→ **Given records**
----

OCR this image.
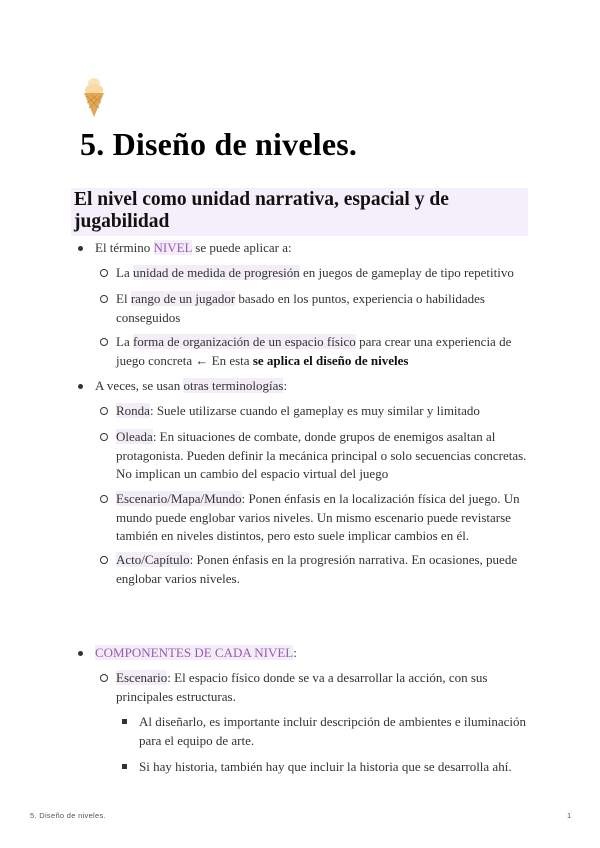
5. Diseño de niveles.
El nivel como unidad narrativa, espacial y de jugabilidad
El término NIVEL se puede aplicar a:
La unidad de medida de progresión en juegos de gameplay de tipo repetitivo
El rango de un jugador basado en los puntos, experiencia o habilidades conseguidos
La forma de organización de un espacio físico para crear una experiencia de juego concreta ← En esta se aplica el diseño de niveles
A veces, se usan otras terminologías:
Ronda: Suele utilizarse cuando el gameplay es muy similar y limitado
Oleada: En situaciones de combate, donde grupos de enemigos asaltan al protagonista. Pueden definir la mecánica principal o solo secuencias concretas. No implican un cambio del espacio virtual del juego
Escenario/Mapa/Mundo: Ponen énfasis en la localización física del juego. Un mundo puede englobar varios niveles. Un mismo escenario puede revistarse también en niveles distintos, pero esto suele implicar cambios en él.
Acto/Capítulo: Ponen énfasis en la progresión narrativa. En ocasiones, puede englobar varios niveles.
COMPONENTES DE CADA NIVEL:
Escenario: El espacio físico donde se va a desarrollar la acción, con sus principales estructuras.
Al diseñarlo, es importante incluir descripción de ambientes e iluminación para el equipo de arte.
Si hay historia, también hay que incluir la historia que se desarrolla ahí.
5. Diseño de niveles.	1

----

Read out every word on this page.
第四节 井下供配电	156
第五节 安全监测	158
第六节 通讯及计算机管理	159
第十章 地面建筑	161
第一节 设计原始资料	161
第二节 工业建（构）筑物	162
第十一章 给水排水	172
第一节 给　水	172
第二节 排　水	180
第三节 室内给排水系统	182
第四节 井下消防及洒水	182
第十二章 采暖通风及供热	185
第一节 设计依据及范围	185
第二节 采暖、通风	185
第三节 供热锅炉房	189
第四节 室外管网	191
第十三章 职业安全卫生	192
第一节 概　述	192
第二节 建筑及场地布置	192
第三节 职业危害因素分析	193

----

→ **Work to be completed**
Report all lines of the data that include the word "unidad".

→ **Solution to this problem**
El nivel como unidad narrativa, espacial y de jugabilidad
La unidad de medida de progresión en juegos de gameplay de tipo repetitivo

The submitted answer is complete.